▸ **Set problem**: Reproduce verbatim the final portion of the material below, from the line containing "Read out every word on this page." through its last line, and nothing else.

[Extracted records]
+ + + +

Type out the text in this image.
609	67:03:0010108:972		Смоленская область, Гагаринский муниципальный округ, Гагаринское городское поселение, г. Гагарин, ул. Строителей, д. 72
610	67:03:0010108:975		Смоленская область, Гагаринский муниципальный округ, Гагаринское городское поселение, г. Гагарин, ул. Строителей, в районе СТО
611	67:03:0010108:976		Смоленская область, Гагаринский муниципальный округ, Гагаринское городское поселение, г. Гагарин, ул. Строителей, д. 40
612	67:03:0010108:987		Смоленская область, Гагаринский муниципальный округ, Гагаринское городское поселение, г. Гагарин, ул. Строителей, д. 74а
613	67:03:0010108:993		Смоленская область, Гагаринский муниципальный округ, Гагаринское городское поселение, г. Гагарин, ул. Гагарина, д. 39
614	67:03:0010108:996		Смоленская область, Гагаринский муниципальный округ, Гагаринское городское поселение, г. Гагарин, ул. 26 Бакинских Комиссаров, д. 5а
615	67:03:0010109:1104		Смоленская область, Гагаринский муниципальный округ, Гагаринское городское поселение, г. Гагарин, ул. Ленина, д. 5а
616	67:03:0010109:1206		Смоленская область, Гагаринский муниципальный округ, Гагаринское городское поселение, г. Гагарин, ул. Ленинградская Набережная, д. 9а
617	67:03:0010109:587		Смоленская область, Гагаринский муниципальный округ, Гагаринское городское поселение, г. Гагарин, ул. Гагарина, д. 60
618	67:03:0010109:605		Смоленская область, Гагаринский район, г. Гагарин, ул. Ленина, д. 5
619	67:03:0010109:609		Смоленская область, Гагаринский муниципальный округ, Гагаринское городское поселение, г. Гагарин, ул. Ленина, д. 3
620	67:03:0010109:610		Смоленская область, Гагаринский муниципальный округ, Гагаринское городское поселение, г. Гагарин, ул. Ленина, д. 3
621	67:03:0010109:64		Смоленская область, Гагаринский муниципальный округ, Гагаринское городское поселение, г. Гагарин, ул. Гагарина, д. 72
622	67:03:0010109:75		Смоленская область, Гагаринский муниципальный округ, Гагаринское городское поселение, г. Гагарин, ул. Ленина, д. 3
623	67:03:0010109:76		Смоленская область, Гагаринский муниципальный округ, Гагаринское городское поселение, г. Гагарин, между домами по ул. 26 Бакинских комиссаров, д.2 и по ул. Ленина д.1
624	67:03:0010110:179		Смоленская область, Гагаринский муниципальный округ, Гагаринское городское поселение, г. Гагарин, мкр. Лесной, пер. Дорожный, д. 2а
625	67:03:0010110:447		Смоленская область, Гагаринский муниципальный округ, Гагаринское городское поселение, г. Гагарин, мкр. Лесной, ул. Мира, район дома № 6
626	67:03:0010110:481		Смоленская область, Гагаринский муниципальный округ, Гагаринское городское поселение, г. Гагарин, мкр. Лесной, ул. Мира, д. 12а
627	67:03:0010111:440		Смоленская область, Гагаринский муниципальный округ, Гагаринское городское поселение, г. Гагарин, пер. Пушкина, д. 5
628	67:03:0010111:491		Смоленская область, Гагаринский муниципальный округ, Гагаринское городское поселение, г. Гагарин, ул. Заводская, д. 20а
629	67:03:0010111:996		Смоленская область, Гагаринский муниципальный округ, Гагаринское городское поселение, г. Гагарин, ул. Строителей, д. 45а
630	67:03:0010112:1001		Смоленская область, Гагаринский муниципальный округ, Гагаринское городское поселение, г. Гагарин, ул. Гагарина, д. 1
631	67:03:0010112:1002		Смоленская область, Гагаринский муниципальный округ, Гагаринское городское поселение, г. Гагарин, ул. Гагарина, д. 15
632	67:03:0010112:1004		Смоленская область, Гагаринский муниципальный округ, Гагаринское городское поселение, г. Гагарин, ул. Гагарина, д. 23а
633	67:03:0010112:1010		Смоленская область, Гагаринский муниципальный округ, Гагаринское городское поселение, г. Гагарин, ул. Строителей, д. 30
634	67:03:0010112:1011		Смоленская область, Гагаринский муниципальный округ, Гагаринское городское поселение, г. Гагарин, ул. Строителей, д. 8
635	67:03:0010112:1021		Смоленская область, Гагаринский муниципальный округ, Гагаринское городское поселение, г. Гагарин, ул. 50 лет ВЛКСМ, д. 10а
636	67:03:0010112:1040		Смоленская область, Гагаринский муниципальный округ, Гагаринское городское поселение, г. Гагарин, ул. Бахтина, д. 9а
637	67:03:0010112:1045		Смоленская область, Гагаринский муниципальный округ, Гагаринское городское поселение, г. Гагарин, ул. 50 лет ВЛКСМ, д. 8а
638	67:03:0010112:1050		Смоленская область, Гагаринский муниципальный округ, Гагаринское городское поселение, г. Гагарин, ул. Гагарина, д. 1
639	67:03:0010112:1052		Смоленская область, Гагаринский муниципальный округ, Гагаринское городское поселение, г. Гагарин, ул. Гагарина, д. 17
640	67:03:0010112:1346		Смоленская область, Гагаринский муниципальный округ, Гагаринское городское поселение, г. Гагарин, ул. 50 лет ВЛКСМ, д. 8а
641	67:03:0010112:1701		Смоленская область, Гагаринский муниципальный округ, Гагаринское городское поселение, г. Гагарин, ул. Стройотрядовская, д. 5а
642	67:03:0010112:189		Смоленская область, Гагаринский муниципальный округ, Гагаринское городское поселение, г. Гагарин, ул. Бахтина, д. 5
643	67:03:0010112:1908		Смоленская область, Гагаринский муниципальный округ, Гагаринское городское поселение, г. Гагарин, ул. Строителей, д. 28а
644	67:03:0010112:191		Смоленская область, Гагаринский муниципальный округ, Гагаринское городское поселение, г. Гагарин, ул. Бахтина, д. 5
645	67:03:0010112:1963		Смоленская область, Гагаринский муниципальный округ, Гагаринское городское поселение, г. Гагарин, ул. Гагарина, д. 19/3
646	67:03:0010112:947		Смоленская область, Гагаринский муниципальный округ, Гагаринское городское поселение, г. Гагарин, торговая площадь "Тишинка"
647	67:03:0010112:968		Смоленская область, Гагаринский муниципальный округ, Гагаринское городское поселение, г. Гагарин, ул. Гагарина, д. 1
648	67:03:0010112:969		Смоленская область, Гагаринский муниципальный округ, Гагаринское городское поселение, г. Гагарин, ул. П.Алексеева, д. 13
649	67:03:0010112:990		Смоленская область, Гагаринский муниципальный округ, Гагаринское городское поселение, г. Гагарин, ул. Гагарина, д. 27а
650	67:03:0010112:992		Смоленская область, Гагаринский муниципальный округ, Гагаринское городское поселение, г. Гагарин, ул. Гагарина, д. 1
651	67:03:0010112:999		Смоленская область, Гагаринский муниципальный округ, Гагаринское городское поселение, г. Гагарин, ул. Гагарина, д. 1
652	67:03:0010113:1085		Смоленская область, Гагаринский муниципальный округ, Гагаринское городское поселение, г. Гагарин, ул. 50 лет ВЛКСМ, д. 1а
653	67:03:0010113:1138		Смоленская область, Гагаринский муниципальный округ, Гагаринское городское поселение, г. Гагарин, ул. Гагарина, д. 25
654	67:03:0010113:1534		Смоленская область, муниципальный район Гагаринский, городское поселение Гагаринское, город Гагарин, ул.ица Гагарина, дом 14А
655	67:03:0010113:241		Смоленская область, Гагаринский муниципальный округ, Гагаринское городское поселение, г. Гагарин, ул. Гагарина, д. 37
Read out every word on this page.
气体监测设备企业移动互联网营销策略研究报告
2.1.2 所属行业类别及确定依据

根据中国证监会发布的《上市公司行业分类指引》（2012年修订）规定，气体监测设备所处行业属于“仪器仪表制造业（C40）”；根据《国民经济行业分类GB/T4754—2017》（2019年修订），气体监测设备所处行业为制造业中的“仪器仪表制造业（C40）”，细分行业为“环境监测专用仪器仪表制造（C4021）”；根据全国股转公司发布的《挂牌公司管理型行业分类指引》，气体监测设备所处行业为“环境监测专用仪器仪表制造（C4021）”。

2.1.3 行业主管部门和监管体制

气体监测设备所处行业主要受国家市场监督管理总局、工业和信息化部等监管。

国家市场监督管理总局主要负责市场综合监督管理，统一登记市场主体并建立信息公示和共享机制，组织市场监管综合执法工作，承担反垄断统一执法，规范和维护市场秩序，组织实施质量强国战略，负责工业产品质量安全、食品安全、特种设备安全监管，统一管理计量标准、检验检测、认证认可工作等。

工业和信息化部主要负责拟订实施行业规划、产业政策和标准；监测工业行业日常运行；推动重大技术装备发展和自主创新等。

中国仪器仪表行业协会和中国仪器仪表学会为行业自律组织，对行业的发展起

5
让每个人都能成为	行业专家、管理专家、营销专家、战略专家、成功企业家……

+ + + +

▸ **Response below**:
Read out every word on this page.
气体监测设备企业移动互联网营销策略研究报告
2.1.2 所属行业类别及确定依据

根据中国证监会发布的《上市公司行业分类指引》（2012年修订）规定，气体监测设备所处行业属于“仪器仪表制造业（C40）”；根据《国民经济行业分类GB/T4754—2017》（2019年修订），气体监测设备所处行业为制造业中的“仪器仪表制造业（C40）”，细分行业为“环境监测专用仪器仪表制造（C4021）”；根据全国股转公司发布的《挂牌公司管理型行业分类指引》，气体监测设备所处行业为“环境监测专用仪器仪表制造（C4021）”。

2.1.3 行业主管部门和监管体制

气体监测设备所处行业主要受国家市场监督管理总局、工业和信息化部等监管。

国家市场监督管理总局主要负责市场综合监督管理，统一登记市场主体并建立信息公示和共享机制，组织市场监管综合执法工作，承担反垄断统一执法，规范和维护市场秩序，组织实施质量强国战略，负责工业产品质量安全、食品安全、特种设备安全监管，统一管理计量标准、检验检测、认证认可工作等。

工业和信息化部主要负责拟订实施行业规划、产业政策和标准；监测工业行业日常运行；推动重大技术装备发展和自主创新等。

中国仪器仪表行业协会和中国仪器仪表学会为行业自律组织，对行业的发展起

5
让每个人都能成为	行业专家、管理专家、营销专家、战略专家、成功企业家……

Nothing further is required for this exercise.